▶ PROBLEM DETAILS
Turn each line of every record below into an item of a numbered list, dropping any blank lines, and leave the pictures out of the answer.

━━ AVAILABLE RECORDS ━━

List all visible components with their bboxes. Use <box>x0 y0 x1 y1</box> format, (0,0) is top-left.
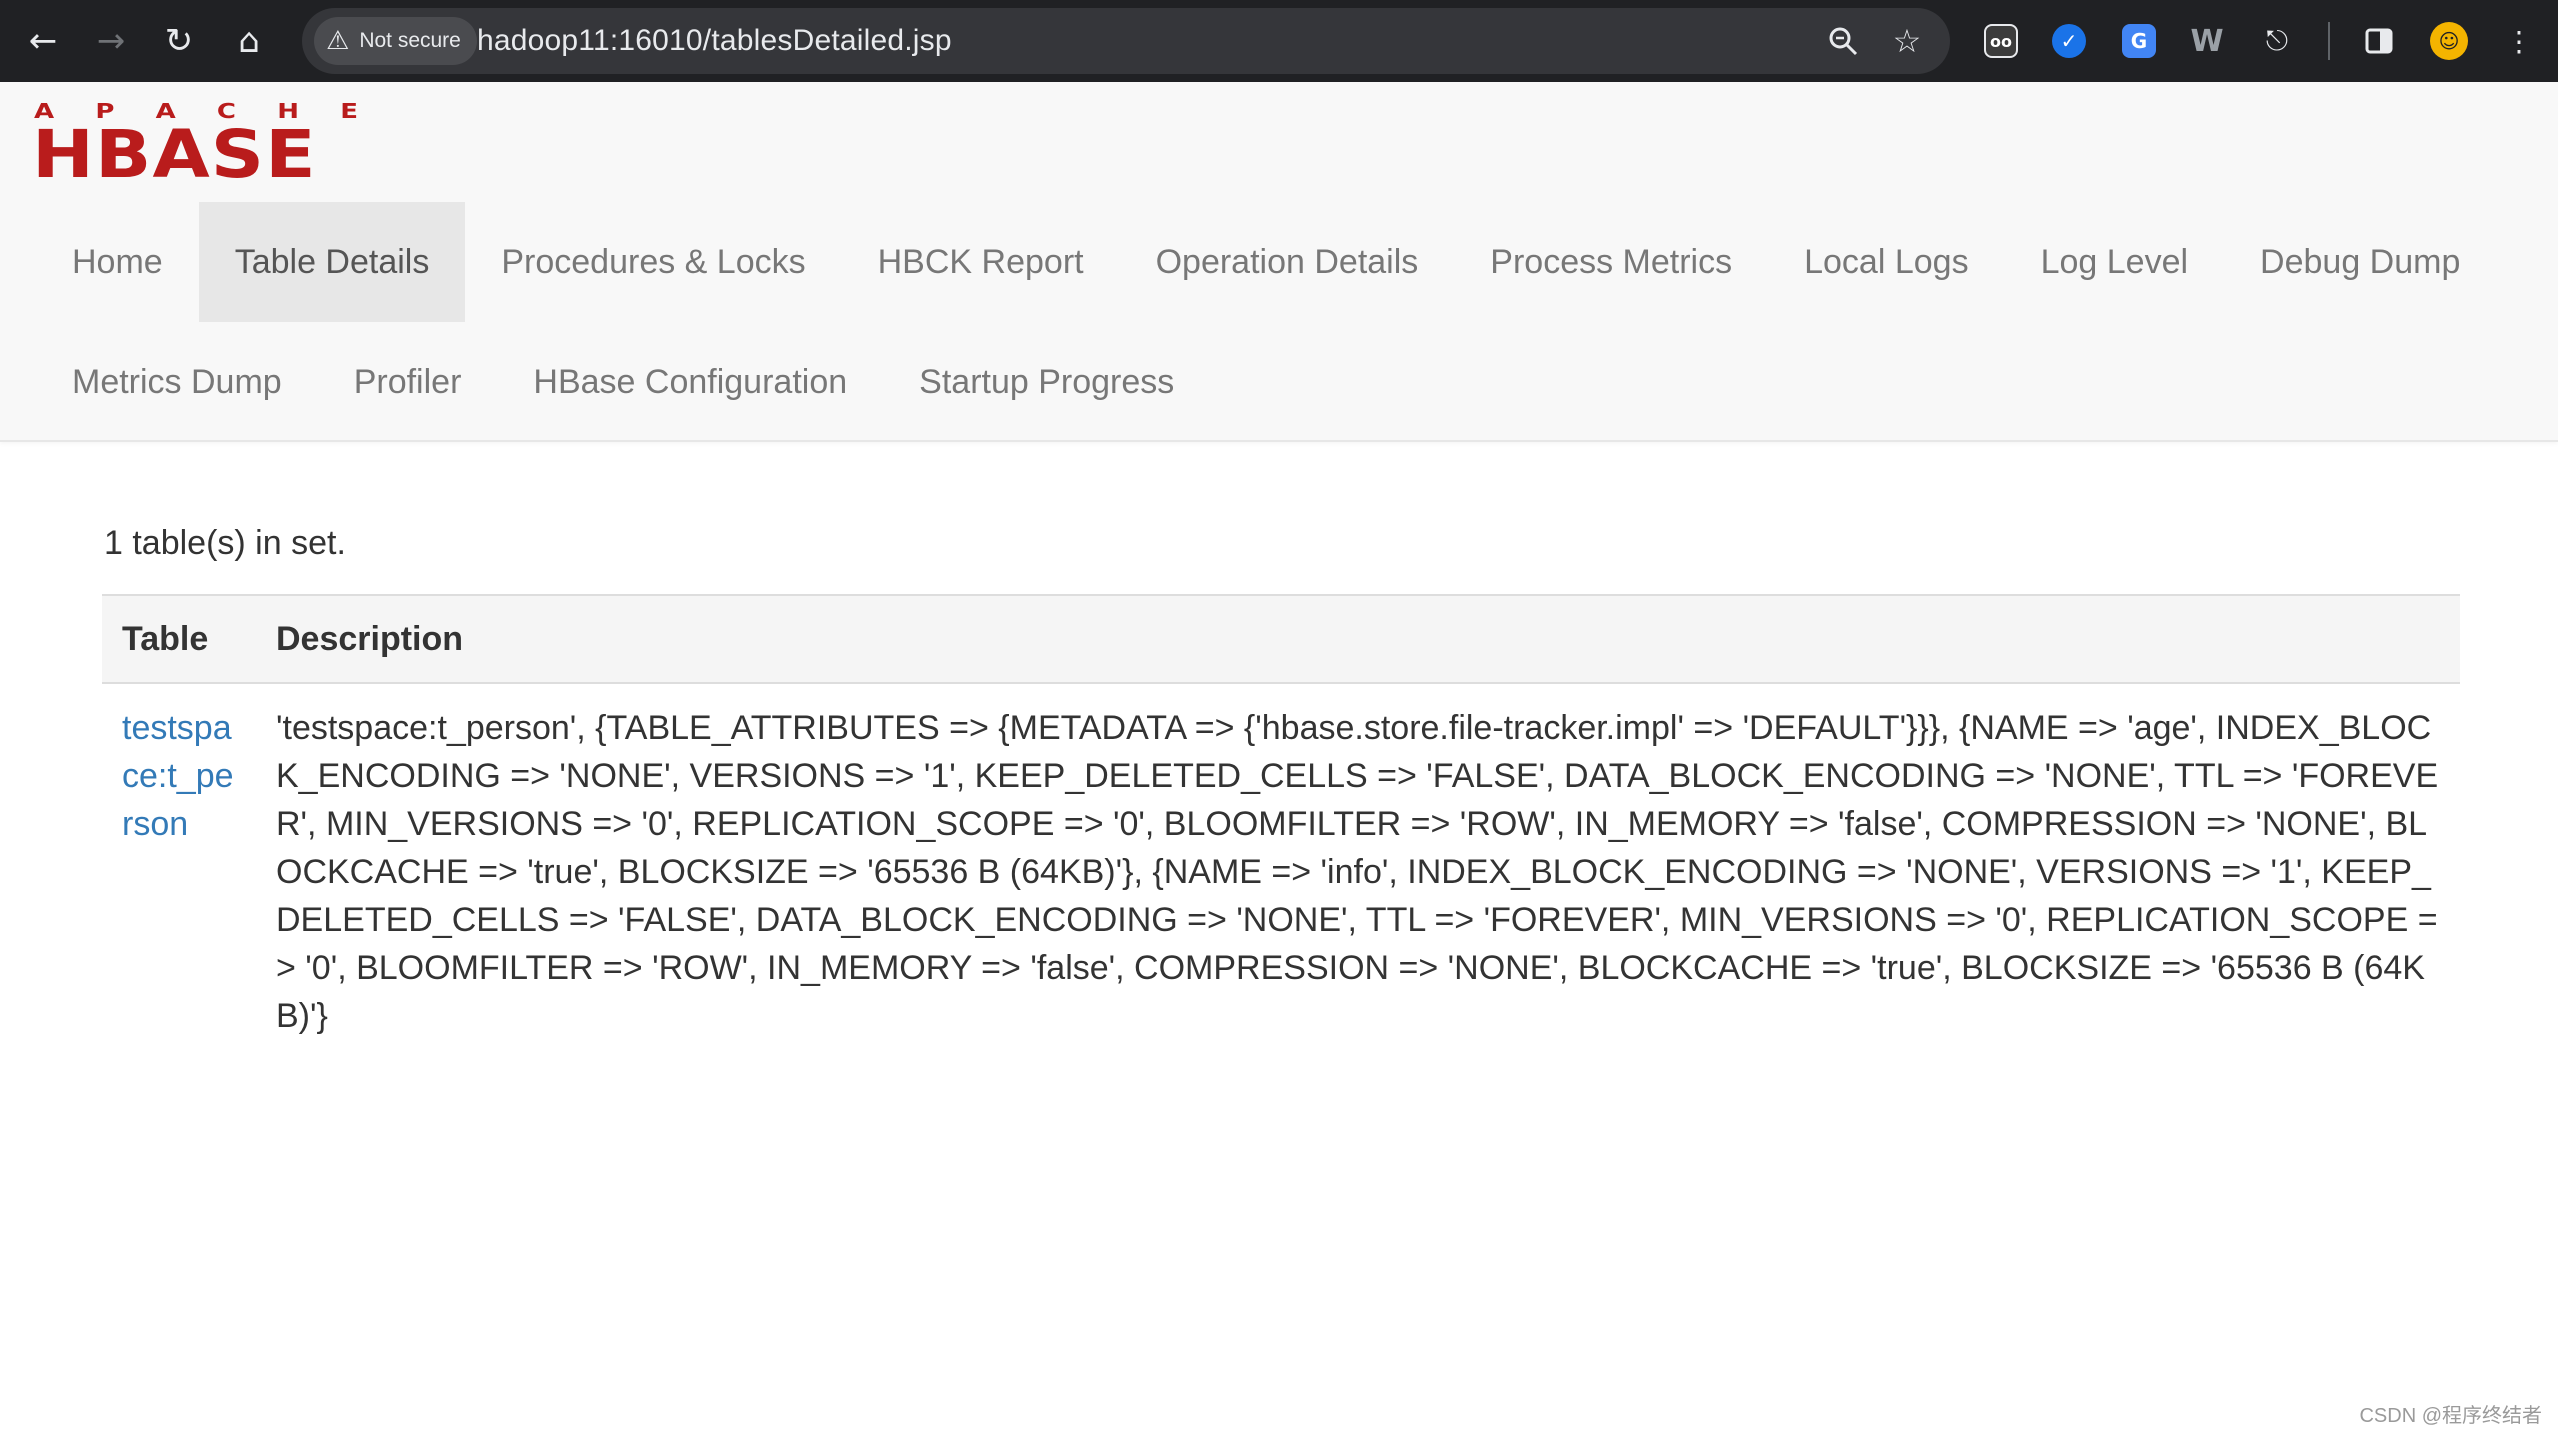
table-header-row: Table Description <box>102 595 2460 684</box>
extension-blue-icon[interactable]: ✓ <box>2044 16 2094 66</box>
extension-glasses-icon[interactable]: oo <box>1976 16 2026 66</box>
watermark: CSDN @程序终结者 <box>2359 1405 2542 1427</box>
nav-debug-dump[interactable]: Debug Dump <box>2224 202 2496 322</box>
nav-operation-details[interactable]: Operation Details <box>1120 202 1455 322</box>
address-bar[interactable]: ⚠ Not secure hadoop11:16010/tablesDetail… <box>302 8 1950 74</box>
toolbar-separator <box>2328 22 2330 60</box>
column-header-description: Description <box>256 595 2460 684</box>
nav-row-secondary: Metrics Dump Profiler HBase Configuratio… <box>36 322 1210 442</box>
nav-hbck-report[interactable]: HBCK Report <box>842 202 1120 322</box>
side-panel-icon[interactable] <box>2354 16 2404 66</box>
nav-log-level[interactable]: Log Level <box>2005 202 2224 322</box>
nav-metrics-dump[interactable]: Metrics Dump <box>36 322 318 442</box>
navbar: APACHE HBASE Home Table Details Procedur… <box>0 82 2558 442</box>
column-header-table: Table <box>102 595 256 684</box>
nav-startup-progress[interactable]: Startup Progress <box>883 322 1210 442</box>
table-count-text: 1 table(s) in set. <box>104 524 346 562</box>
nav-hbase-configuration[interactable]: HBase Configuration <box>497 322 883 442</box>
nav-local-logs[interactable]: Local Logs <box>1768 202 2004 322</box>
table-name-link[interactable]: testspace:t_person <box>102 683 256 1060</box>
security-chip[interactable]: ⚠ Not secure <box>314 17 477 65</box>
forward-icon[interactable]: → <box>86 16 136 66</box>
translate-icon[interactable]: G <box>2114 16 2164 66</box>
warning-icon: ⚠ <box>326 26 350 56</box>
menu-icon[interactable]: ⋮ <box>2494 16 2544 66</box>
star-icon[interactable]: ☆ <box>1882 16 1932 66</box>
extension-w-icon[interactable]: W <box>2182 16 2232 66</box>
nav-home[interactable]: Home <box>36 202 199 322</box>
table-description: 'testspace:t_person', {TABLE_ATTRIBUTES … <box>276 709 2439 1035</box>
back-icon[interactable]: ← <box>18 16 68 66</box>
nav-row-primary: Home Table Details Procedures & Locks HB… <box>36 202 2496 322</box>
tables-table: Table Description testspace:t_person 'te… <box>102 594 2460 1060</box>
nav-profiler[interactable]: Profiler <box>318 322 498 442</box>
security-label: Not secure <box>359 29 461 52</box>
nav-process-metrics[interactable]: Process Metrics <box>1454 202 1768 322</box>
reload-icon[interactable]: ↻ <box>154 16 204 66</box>
extensions-puzzle-icon[interactable]: ⎋ <box>2252 16 2302 66</box>
profile-avatar[interactable]: ☺ <box>2424 16 2474 66</box>
nav-table-details[interactable]: Table Details <box>198 202 466 322</box>
zoom-icon[interactable] <box>1818 16 1868 66</box>
table-row: testspace:t_person 'testspace:t_person',… <box>102 683 2460 1060</box>
nav-procedures-locks[interactable]: Procedures & Locks <box>465 202 841 322</box>
logo-hbase-text: HBASE <box>32 116 317 193</box>
hbase-logo[interactable]: APACHE HBASE <box>32 100 360 188</box>
url-text[interactable]: hadoop11:16010/tablesDetailed.jsp <box>477 8 952 74</box>
browser-toolbar: ← → ↻ ⌂ ⚠ Not secure hadoop11:16010/tabl… <box>0 0 2558 82</box>
home-icon[interactable]: ⌂ <box>224 16 274 66</box>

━━━

▶ THE RESULT
1. List all visible components with their bboxes. Use <box>x0 y0 x1 y1</box> format, (0,0) is top-left.
2. table-header-row: Table Description <box>102 595 2460 684</box>
3. extension-blue-icon[interactable]: ✓ <box>2044 16 2094 66</box>
4. extension-glasses-icon[interactable]: oo <box>1976 16 2026 66</box>
5. watermark: CSDN @程序终结者 <box>2359 1405 2542 1427</box>
6. nav-debug-dump[interactable]: Debug Dump <box>2224 202 2496 322</box>
7. nav-operation-details[interactable]: Operation Details <box>1120 202 1455 322</box>
8. address-bar[interactable]: ⚠ Not secure hadoop11:16010/tablesDetail… <box>302 8 1950 74</box>
9. toolbar-separator <box>2328 22 2330 60</box>
10. column-header-description: Description <box>256 595 2460 684</box>
11. nav-row-secondary: Metrics Dump Profiler HBase Configuratio… <box>36 322 1210 442</box>
12. nav-hbck-report[interactable]: HBCK Report <box>842 202 1120 322</box>
13. side-panel-icon[interactable] <box>2354 16 2404 66</box>
14. nav-log-level[interactable]: Log Level <box>2005 202 2224 322</box>
15. nav-metrics-dump[interactable]: Metrics Dump <box>36 322 318 442</box>
16. navbar: APACHE HBASE Home Table Details Procedur… <box>0 82 2558 442</box>
17. column-header-table: Table <box>102 595 256 684</box>
18. nav-startup-progress[interactable]: Startup Progress <box>883 322 1210 442</box>
19. table-count-text: 1 table(s) in set. <box>104 524 346 562</box>
20. nav-hbase-configuration[interactable]: HBase Configuration <box>497 322 883 442</box>
21. nav-local-logs[interactable]: Local Logs <box>1768 202 2004 322</box>
22. table-name-link[interactable]: testspace:t_person <box>102 683 256 1060</box>
23. security-chip[interactable]: ⚠ Not secure <box>314 17 477 65</box>
24. forward-icon[interactable]: → <box>86 16 136 66</box>
25. translate-icon[interactable]: G <box>2114 16 2164 66</box>
26. warning-icon: ⚠ <box>326 26 350 56</box>
27. menu-icon[interactable]: ⋮ <box>2494 16 2544 66</box>
28. star-icon[interactable]: ☆ <box>1882 16 1932 66</box>
29. extension-w-icon[interactable]: W <box>2182 16 2232 66</box>
30. nav-home[interactable]: Home <box>36 202 199 322</box>
31. table-description: 'testspace:t_person', {TABLE_ATTRIBUTES … <box>276 709 2439 1035</box>
32. back-icon[interactable]: ← <box>18 16 68 66</box>
33. nav-row-primary: Home Table Details Procedures & Locks HB… <box>36 202 2496 322</box>
34. tables-table: Table Description testspace:t_person 'te… <box>102 594 2460 1060</box>
35. nav-profiler[interactable]: Profiler <box>318 322 498 442</box>
36. security-label: Not secure <box>359 29 461 52</box>
37. nav-process-metrics[interactable]: Process Metrics <box>1454 202 1768 322</box>
38. reload-icon[interactable]: ↻ <box>154 16 204 66</box>
39. extensions-puzzle-icon[interactable]: ⎋ <box>2252 16 2302 66</box>
40. profile-avatar[interactable]: ☺ <box>2424 16 2474 66</box>
41. nav-table-details[interactable]: Table Details <box>198 202 466 322</box>
42. zoom-icon[interactable] <box>1818 16 1868 66</box>
43. table-row: testspace:t_person 'testspace:t_person',… <box>102 683 2460 1060</box>
44. nav-procedures-locks[interactable]: Procedures & Locks <box>465 202 841 322</box>
45. logo-hbase-text: HBASE <box>32 116 317 193</box>
46. hbase-logo[interactable]: APACHE HBASE <box>32 100 360 188</box>
47. url-text[interactable]: hadoop11:16010/tablesDetailed.jsp <box>477 8 952 74</box>
48. browser-toolbar: ← → ↻ ⌂ ⚠ Not secure hadoop11:16010/tabl… <box>0 0 2558 82</box>
49. home-icon[interactable]: ⌂ <box>224 16 274 66</box>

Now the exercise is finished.